- [Problem to solve]: Return each line of the data below exactly, omitting any pictures.

## begin Entries

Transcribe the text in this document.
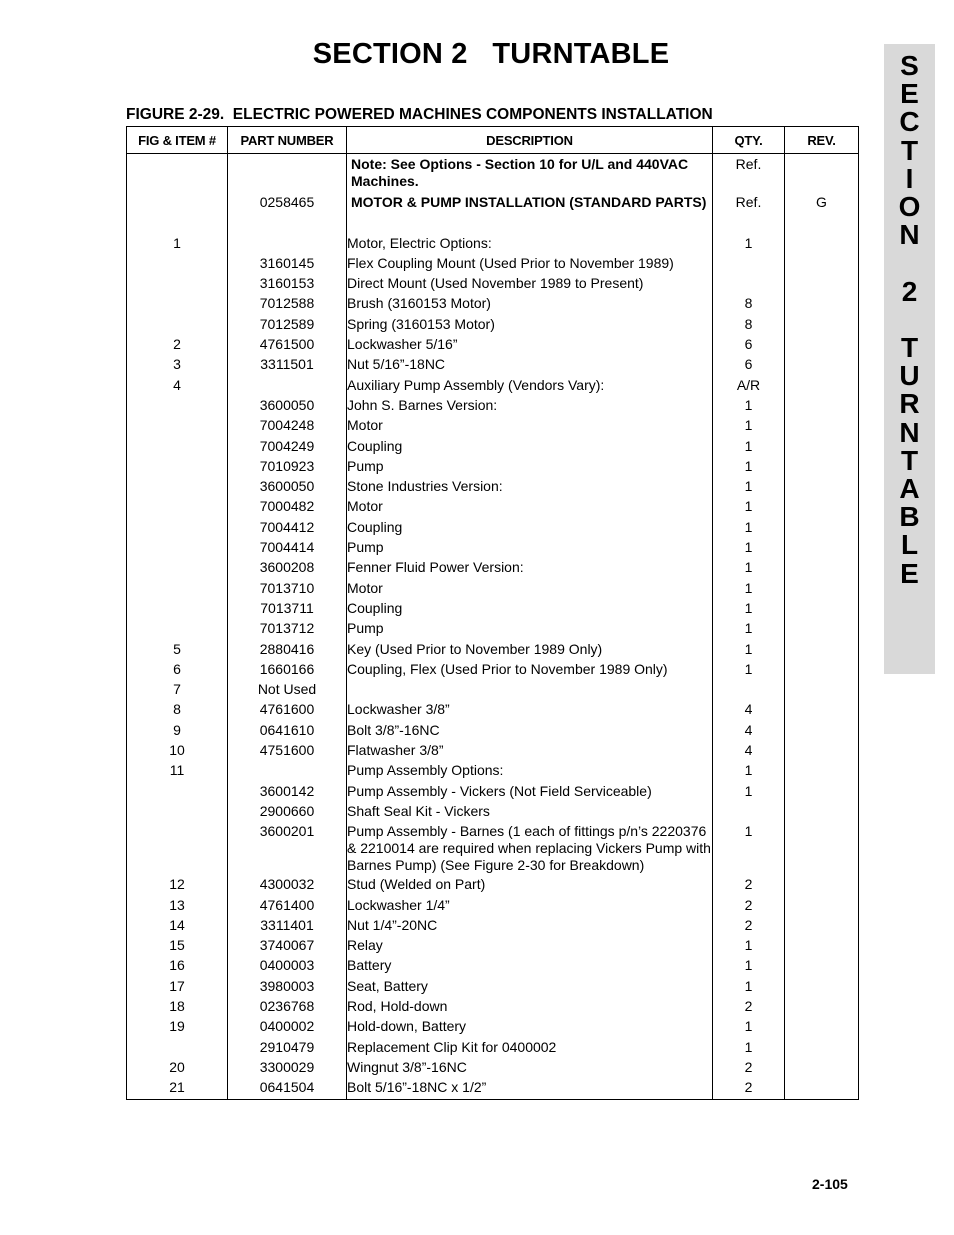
SECTION 2   TURNTABLE	S
E
C
T
I
O
N

2

T
U
R
N
T
A
B
L
E
FIGURE 2-29.  ELECTRIC POWERED MACHINES COMPONENTS INSTALLATION
FIG & ITEM #	PART NUMBER	DESCRIPTION	QTY.	REV.
		Note: See Options - Section 10 for U/L and 440VAC Machines.	Ref.	
	0258465	MOTOR & PUMP INSTALLATION (STANDARD PARTS)	Ref.	G

1		Motor, Electric Options:	1	
	3160145	Flex Coupling Mount (Used Prior to November 1989)		
	3160153	Direct Mount (Used November 1989 to Present)		
	7012588	Brush (3160153 Motor)	8	
	7012589	Spring (3160153 Motor)	8	
2	4761500	Lockwasher 5/16”	6	
3	3311501	Nut 5/16”-18NC	6	
4		Auxiliary Pump Assembly (Vendors Vary):	A/R	
	3600050	John S. Barnes Version:	1	
	7004248	Motor	1	
	7004249	Coupling	1	
	7010923	Pump	1	
	3600050	Stone Industries Version:	1	
	7000482	Motor	1	
	7004412	Coupling	1	
	7004414	Pump	1	
	3600208	Fenner Fluid Power Version:	1	
	7013710	Motor	1	
	7013711	Coupling	1	
	7013712	Pump	1	
5	2880416	Key (Used Prior to November 1989 Only)	1	
6	1660166	Coupling, Flex (Used Prior to November 1989 Only)	1	
7	Not Used			
8	4761600	Lockwasher 3/8”	4	
9	0641610	Bolt 3/8”-16NC	4	
10	4751600	Flatwasher 3/8”	4	
11		Pump Assembly Options:	1	
	3600142	Pump Assembly - Vickers (Not Field Serviceable)	1	
	2900660	Shaft Seal Kit - Vickers		
	3600201	Pump Assembly - Barnes (1 each of fittings p/n’s 2220376 & 2210014 are required when replacing Vickers Pump with Barnes Pump) (See Figure 2-30 for Breakdown)	1	
12	4300032	Stud (Welded on Part)	2	
13	4761400	Lockwasher 1/4”	2	
14	3311401	Nut 1/4”-20NC	2	
15	3740067	Relay	1	
16	0400003	Battery	1	
17	3980003	Seat, Battery	1	
18	0236768	Rod, Hold-down	2	
19	0400002	Hold-down, Battery	1	
	2910479	Replacement Clip Kit for 0400002	1	
20	3300029	Wingnut 3/8”-16NC	2	
21	0641504	Bolt 5/16”-18NC x 1/2”	2	
2-105
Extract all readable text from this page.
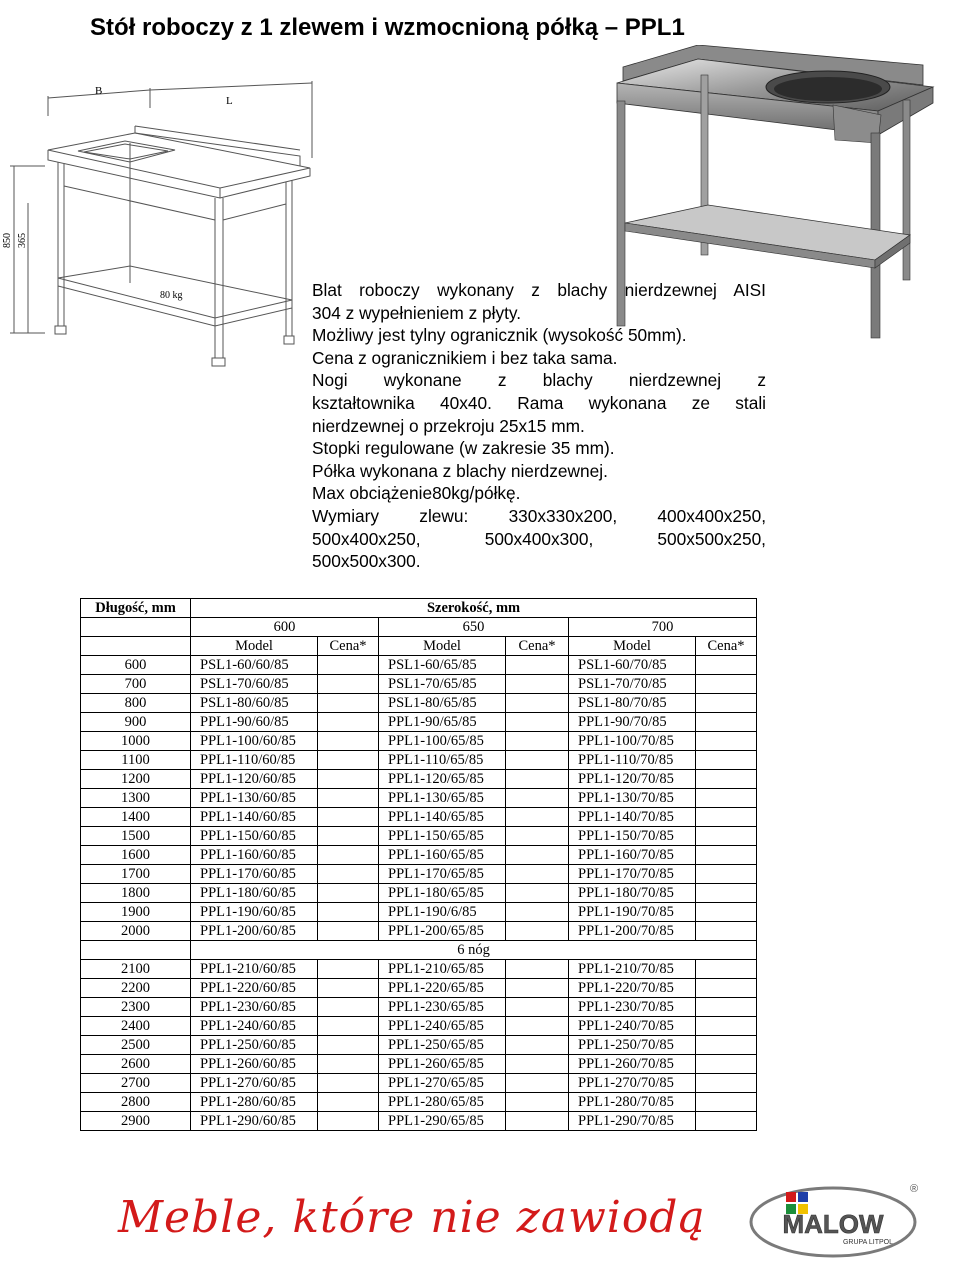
Stół roboczy z 1 zlewem i wzmocnioną półką – PPL1
B
L
850 365
80 kg	Blat roboczy wykonany z blachy nierdzewnej AISI

304 z wypełnieniem z płyty.

Możliwy jest tylny ogranicznik (wysokość 50mm).

Cena z ogranicznikiem i bez taka sama.

Nogi wykonane z blachy nierdzewnej z

kształtownika 40x40. Rama wykonana ze stali

nierdzewnej o przekroju 25x15 mm.

Stopki regulowane (w zakresie 35 mm).

Półka wykonana z blachy nierdzewnej.

Max obciążenie80kg/półkę.

Wymiary zlewu: 330x330x200, 400x400x250,

500x400x250, 500x400x300, 500x500x250,

500x500x300.

Długość, mm	Szerokość, mm					
	600		650		700	
	Model	Cena*	Model	Cena*	Model	Cena*
600	PSL1-60/60/85		PSL1-60/65/85		PSL1-60/70/85	
700	PSL1-70/60/85		PSL1-70/65/85		PSL1-70/70/85	
800	PSL1-80/60/85		PSL1-80/65/85		PSL1-80/70/85	
900	PPL1-90/60/85		PPL1-90/65/85		PPL1-90/70/85	
1000	PPL1-100/60/85		PPL1-100/65/85		PPL1-100/70/85	
1100	PPL1-110/60/85		PPL1-110/65/85		PPL1-110/70/85	
1200	PPL1-120/60/85		PPL1-120/65/85		PPL1-120/70/85	
1300	PPL1-130/60/85		PPL1-130/65/85		PPL1-130/70/85	
1400	PPL1-140/60/85		PPL1-140/65/85		PPL1-140/70/85	
1500	PPL1-150/60/85		PPL1-150/65/85		PPL1-150/70/85	
1600	PPL1-160/60/85		PPL1-160/65/85		PPL1-160/70/85	
1700	PPL1-170/60/85		PPL1-170/65/85		PPL1-170/70/85	
1800	PPL1-180/60/85		PPL1-180/65/85		PPL1-180/70/85	
1900	PPL1-190/60/85		PPL1-190/6/85		PPL1-190/70/85	
2000	PPL1-200/60/85		PPL1-200/65/85		PPL1-200/70/85	
	6 nóg					
2100	PPL1-210/60/85		PPL1-210/65/85		PPL1-210/70/85	
2200	PPL1-220/60/85		PPL1-220/65/85		PPL1-220/70/85	
2300	PPL1-230/60/85		PPL1-230/65/85		PPL1-230/70/85	
2400	PPL1-240/60/85		PPL1-240/65/85		PPL1-240/70/85	
2500	PPL1-250/60/85		PPL1-250/65/85		PPL1-250/70/85	
2600	PPL1-260/60/85		PPL1-260/65/85		PPL1-260/70/85	
2700	PPL1-270/60/85		PPL1-270/65/85		PPL1-270/70/85	
2800	PPL1-280/60/85		PPL1-280/65/85		PPL1-280/70/85	
2900	PPL1-290/60/85		PPL1-290/65/85		PPL1-290/70/85	
Meble, które nie zawiodą	MALOW
GRUPA LITPOL
®
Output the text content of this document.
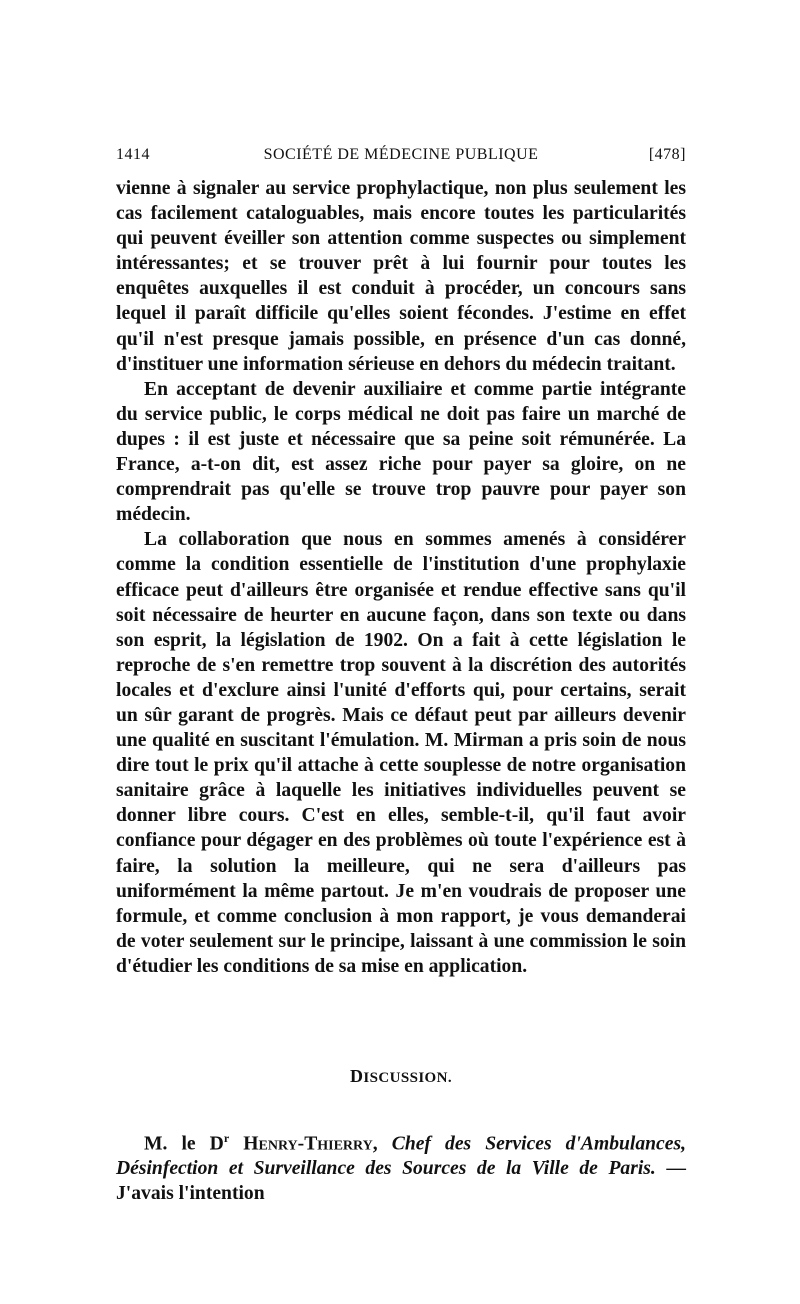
1414	SOCIÉTÉ DE MÉDECINE PUBLIQUE	[478]

vienne à signaler au service prophylactique, non plus seulement les cas facilement cataloguables, mais encore toutes les particularités qui peuvent éveiller son attention comme suspectes ou simplement intéressantes; et se trouver prêt à lui fournir pour toutes les enquêtes auxquelles il est conduit à procéder, un concours sans lequel il paraît difficile qu'elles soient fécondes. J'estime en effet qu'il n'est presque jamais possible, en présence d'un cas donné, d'instituer une information sérieuse en dehors du médecin traitant.

En acceptant de devenir auxiliaire et comme partie intégrante du service public, le corps médical ne doit pas faire un marché de dupes : il est juste et nécessaire que sa peine soit rémunérée. La France, a-t-on dit, est assez riche pour payer sa gloire, on ne comprendrait pas qu'elle se trouve trop pauvre pour payer son médecin.

La collaboration que nous en sommes amenés à considérer comme la condition essentielle de l'institution d'une prophylaxie efficace peut d'ailleurs être organisée et rendue effective sans qu'il soit nécessaire de heurter en aucune façon, dans son texte ou dans son esprit, la législation de 1902. On a fait à cette législation le reproche de s'en remettre trop souvent à la discrétion des autorités locales et d'exclure ainsi l'unité d'efforts qui, pour certains, serait un sûr garant de progrès. Mais ce défaut peut par ailleurs devenir une qualité en suscitant l'émulation. M. Mirman a pris soin de nous dire tout le prix qu'il attache à cette souplesse de notre organisation sanitaire grâce à laquelle les initiatives individuelles peuvent se donner libre cours. C'est en elles, semble-t-il, qu'il faut avoir confiance pour dégager en des problèmes où toute l'expérience est à faire, la solution la meilleure, qui ne sera d'ailleurs pas uniformément la même partout. Je m'en voudrais de proposer une formule, et comme conclusion à mon rapport, je vous demanderai de voter seulement sur le principe, laissant à une commission le soin d'étudier les conditions de sa mise en application.

DISCUSSION.

M. le $D^r$ Henry-Thierry, Chef des Services d'Ambulances, Désinfection et Surveillance des Sources de la Ville de Paris. — J'avais l'intention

## end Entries

- [Full response]:
Transcribe the text in this document.
SECTION 2   TURNTABLE	S
E
C
T
I
O
N

2

T
U
R
N
T
A
B
L
E
FIGURE 2-29.  ELECTRIC POWERED MACHINES COMPONENTS INSTALLATION
FIG & ITEM #	PART NUMBER	DESCRIPTION	QTY.	REV.
		Note: See Options - Section 10 for U/L and 440VAC Machines.	Ref.	
	0258465	MOTOR & PUMP INSTALLATION (STANDARD PARTS)	Ref.	G

1		Motor, Electric Options:	1	
	3160145	Flex Coupling Mount (Used Prior to November 1989)		
	3160153	Direct Mount (Used November 1989 to Present)		
	7012588	Brush (3160153 Motor)	8	
	7012589	Spring (3160153 Motor)	8	
2	4761500	Lockwasher 5/16”	6	
3	3311501	Nut 5/16”-18NC	6	
4		Auxiliary Pump Assembly (Vendors Vary):	A/R	
	3600050	John S. Barnes Version:	1	
	7004248	Motor	1	
	7004249	Coupling	1	
	7010923	Pump	1	
	3600050	Stone Industries Version:	1	
	7000482	Motor	1	
	7004412	Coupling	1	
	7004414	Pump	1	
	3600208	Fenner Fluid Power Version:	1	
	7013710	Motor	1	
	7013711	Coupling	1	
	7013712	Pump	1	
5	2880416	Key (Used Prior to November 1989 Only)	1	
6	1660166	Coupling, Flex (Used Prior to November 1989 Only)	1	
7	Not Used			
8	4761600	Lockwasher 3/8”	4	
9	0641610	Bolt 3/8”-16NC	4	
10	4751600	Flatwasher 3/8”	4	
11		Pump Assembly Options:	1	
	3600142	Pump Assembly - Vickers (Not Field Serviceable)	1	
	2900660	Shaft Seal Kit - Vickers		
	3600201	Pump Assembly - Barnes (1 each of fittings p/n’s 2220376 & 2210014 are required when replacing Vickers Pump with Barnes Pump) (See Figure 2-30 for Breakdown)	1	
12	4300032	Stud (Welded on Part)	2	
13	4761400	Lockwasher 1/4”	2	
14	3311401	Nut 1/4”-20NC	2	
15	3740067	Relay	1	
16	0400003	Battery	1	
17	3980003	Seat, Battery	1	
18	0236768	Rod, Hold-down	2	
19	0400002	Hold-down, Battery	1	
	2910479	Replacement Clip Kit for 0400002	1	
20	3300029	Wingnut 3/8”-16NC	2	
21	0641504	Bolt 5/16”-18NC x 1/2”	2	
2-105
Extract all readable text from this page.
Stół roboczy z 1 zlewem i wzmocnioną półką – PPL1
B
L
850 365
80 kg	Blat roboczy wykonany z blachy nierdzewnej AISI

304 z wypełnieniem z płyty.

Możliwy jest tylny ogranicznik (wysokość 50mm).

Cena z ogranicznikiem i bez taka sama.

Nogi wykonane z blachy nierdzewnej z

kształtownika 40x40. Rama wykonana ze stali

nierdzewnej o przekroju 25x15 mm.

Stopki regulowane (w zakresie 35 mm).

Półka wykonana z blachy nierdzewnej.

Max obciążenie80kg/półkę.

Wymiary zlewu: 330x330x200, 400x400x250,

500x400x250, 500x400x300, 500x500x250,

500x500x300.

Długość, mm	Szerokość, mm					
	600		650		700	
	Model	Cena*	Model	Cena*	Model	Cena*
600	PSL1-60/60/85		PSL1-60/65/85		PSL1-60/70/85	
700	PSL1-70/60/85		PSL1-70/65/85		PSL1-70/70/85	
800	PSL1-80/60/85		PSL1-80/65/85		PSL1-80/70/85	
900	PPL1-90/60/85		PPL1-90/65/85		PPL1-90/70/85	
1000	PPL1-100/60/85		PPL1-100/65/85		PPL1-100/70/85	
1100	PPL1-110/60/85		PPL1-110/65/85		PPL1-110/70/85	
1200	PPL1-120/60/85		PPL1-120/65/85		PPL1-120/70/85	
1300	PPL1-130/60/85		PPL1-130/65/85		PPL1-130/70/85	
1400	PPL1-140/60/85		PPL1-140/65/85		PPL1-140/70/85	
1500	PPL1-150/60/85		PPL1-150/65/85		PPL1-150/70/85	
1600	PPL1-160/60/85		PPL1-160/65/85		PPL1-160/70/85	
1700	PPL1-170/60/85		PPL1-170/65/85		PPL1-170/70/85	
1800	PPL1-180/60/85		PPL1-180/65/85		PPL1-180/70/85	
1900	PPL1-190/60/85		PPL1-190/6/85		PPL1-190/70/85	
2000	PPL1-200/60/85		PPL1-200/65/85		PPL1-200/70/85	
	6 nóg					
2100	PPL1-210/60/85		PPL1-210/65/85		PPL1-210/70/85	
2200	PPL1-220/60/85		PPL1-220/65/85		PPL1-220/70/85	
2300	PPL1-230/60/85		PPL1-230/65/85		PPL1-230/70/85	
2400	PPL1-240/60/85		PPL1-240/65/85		PPL1-240/70/85	
2500	PPL1-250/60/85		PPL1-250/65/85		PPL1-250/70/85	
2600	PPL1-260/60/85		PPL1-260/65/85		PPL1-260/70/85	
2700	PPL1-270/60/85		PPL1-270/65/85		PPL1-270/70/85	
2800	PPL1-280/60/85		PPL1-280/65/85		PPL1-280/70/85	
2900	PPL1-290/60/85		PPL1-290/65/85		PPL1-290/70/85	
Meble, które nie zawiodą	MALOW
GRUPA LITPOL
®
Output the text content of this document.
1414	SOCIÉTÉ DE MÉDECINE PUBLIQUE	[478]

vienne à signaler au service prophylactique, non plus seulement les cas facilement cataloguables, mais encore toutes les particularités qui peuvent éveiller son attention comme suspectes ou simplement intéressantes; et se trouver prêt à lui fournir pour toutes les enquêtes auxquelles il est conduit à procéder, un concours sans lequel il paraît difficile qu'elles soient fécondes. J'estime en effet qu'il n'est presque jamais possible, en présence d'un cas donné, d'instituer une information sérieuse en dehors du médecin traitant.

En acceptant de devenir auxiliaire et comme partie intégrante du service public, le corps médical ne doit pas faire un marché de dupes : il est juste et nécessaire que sa peine soit rémunérée. La France, a-t-on dit, est assez riche pour payer sa gloire, on ne comprendrait pas qu'elle se trouve trop pauvre pour payer son médecin.

La collaboration que nous en sommes amenés à considérer comme la condition essentielle de l'institution d'une prophylaxie efficace peut d'ailleurs être organisée et rendue effective sans qu'il soit nécessaire de heurter en aucune façon, dans son texte ou dans son esprit, la législation de 1902. On a fait à cette législation le reproche de s'en remettre trop souvent à la discrétion des autorités locales et d'exclure ainsi l'unité d'efforts qui, pour certains, serait un sûr garant de progrès. Mais ce défaut peut par ailleurs devenir une qualité en suscitant l'émulation. M. Mirman a pris soin de nous dire tout le prix qu'il attache à cette souplesse de notre organisation sanitaire grâce à laquelle les initiatives individuelles peuvent se donner libre cours. C'est en elles, semble-t-il, qu'il faut avoir confiance pour dégager en des problèmes où toute l'expérience est à faire, la solution la meilleure, qui ne sera d'ailleurs pas uniformément la même partout. Je m'en voudrais de proposer une formule, et comme conclusion à mon rapport, je vous demanderai de voter seulement sur le principe, laissant à une commission le soin d'étudier les conditions de sa mise en application.

DISCUSSION.

M. le $D^r$ Henry-Thierry, Chef des Services d'Ambulances, Désinfection et Surveillance des Sources de la Ville de Paris. — J'avais l'intention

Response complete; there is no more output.